[Data records]
+--
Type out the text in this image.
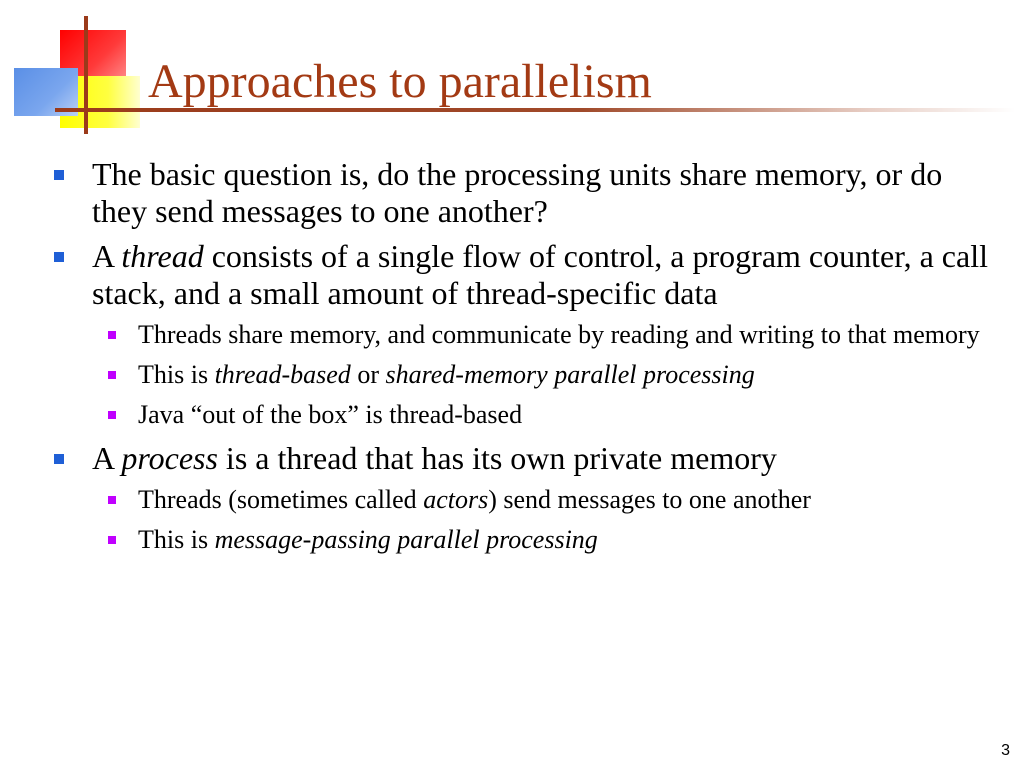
Approaches to parallelism
The basic question is, do the processing units share memory, or do they send messages to one another?
A thread consists of a single flow of control, a program counter, a call stack, and a small amount of thread-specific data
Threads share memory, and communicate by reading and writing to that memory
This is thread-based or shared-memory parallel processing
Java “out of the box” is thread-based
A process is a thread that has its own private memory
Threads (sometimes called actors) send messages to one another
This is message-passing parallel processing
3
+--
From the data above, copy out every line with the string "that" in it.

Threads share memory, and communicate by reading and writing to that memory
A process is a thread that has its own private memory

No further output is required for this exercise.